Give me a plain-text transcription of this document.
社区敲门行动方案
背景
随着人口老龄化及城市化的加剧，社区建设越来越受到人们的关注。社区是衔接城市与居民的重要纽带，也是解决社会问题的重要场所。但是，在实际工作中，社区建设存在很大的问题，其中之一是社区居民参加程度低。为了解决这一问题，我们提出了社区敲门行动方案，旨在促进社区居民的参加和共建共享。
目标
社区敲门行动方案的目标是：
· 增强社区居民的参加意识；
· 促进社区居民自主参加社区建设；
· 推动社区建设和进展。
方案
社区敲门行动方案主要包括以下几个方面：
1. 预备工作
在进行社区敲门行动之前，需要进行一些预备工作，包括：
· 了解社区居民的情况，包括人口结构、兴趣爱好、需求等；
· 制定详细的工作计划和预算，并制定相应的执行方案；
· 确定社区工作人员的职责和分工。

....................

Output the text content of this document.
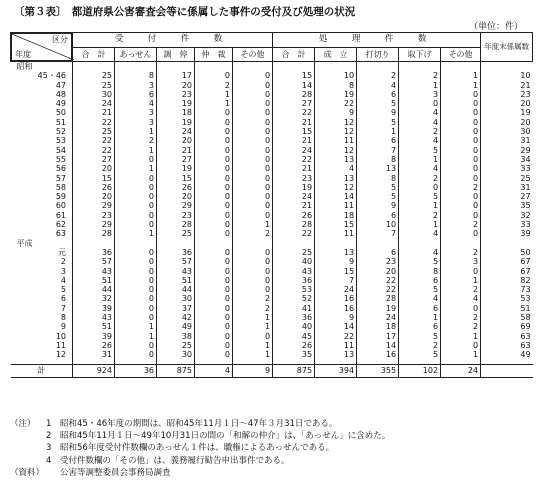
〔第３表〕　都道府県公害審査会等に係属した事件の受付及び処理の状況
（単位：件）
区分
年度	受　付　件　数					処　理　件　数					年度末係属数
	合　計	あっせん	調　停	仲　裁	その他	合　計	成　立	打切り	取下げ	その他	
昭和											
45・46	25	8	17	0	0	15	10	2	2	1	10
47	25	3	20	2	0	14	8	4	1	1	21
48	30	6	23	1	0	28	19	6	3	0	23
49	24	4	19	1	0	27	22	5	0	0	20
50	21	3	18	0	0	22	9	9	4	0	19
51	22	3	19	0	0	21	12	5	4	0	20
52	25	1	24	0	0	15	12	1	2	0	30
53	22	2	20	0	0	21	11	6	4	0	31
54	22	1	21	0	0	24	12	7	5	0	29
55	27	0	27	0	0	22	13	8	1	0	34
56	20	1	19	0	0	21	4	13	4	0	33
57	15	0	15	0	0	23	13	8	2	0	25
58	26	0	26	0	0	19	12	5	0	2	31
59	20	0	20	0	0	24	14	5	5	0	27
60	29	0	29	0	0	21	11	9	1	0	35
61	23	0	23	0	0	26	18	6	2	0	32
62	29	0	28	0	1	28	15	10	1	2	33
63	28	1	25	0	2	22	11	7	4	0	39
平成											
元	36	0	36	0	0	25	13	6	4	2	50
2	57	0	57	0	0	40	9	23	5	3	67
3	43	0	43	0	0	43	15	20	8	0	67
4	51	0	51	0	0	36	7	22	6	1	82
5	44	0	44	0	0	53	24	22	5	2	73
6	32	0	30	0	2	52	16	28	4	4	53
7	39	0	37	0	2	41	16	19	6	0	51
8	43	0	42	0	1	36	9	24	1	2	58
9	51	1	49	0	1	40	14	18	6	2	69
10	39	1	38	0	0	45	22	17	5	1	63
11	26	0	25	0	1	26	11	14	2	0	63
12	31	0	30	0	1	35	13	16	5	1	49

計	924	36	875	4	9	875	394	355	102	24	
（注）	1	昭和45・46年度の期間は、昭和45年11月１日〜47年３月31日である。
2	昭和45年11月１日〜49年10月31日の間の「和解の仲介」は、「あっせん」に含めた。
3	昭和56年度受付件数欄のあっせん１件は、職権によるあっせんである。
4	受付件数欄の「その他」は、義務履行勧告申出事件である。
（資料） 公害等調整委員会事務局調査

....................

STATED PROBLEM:
Take each line of the material that contains the word "this" and list it.

REPLY:
Give me a plain-text transcription of this document.
Output the text content of this document.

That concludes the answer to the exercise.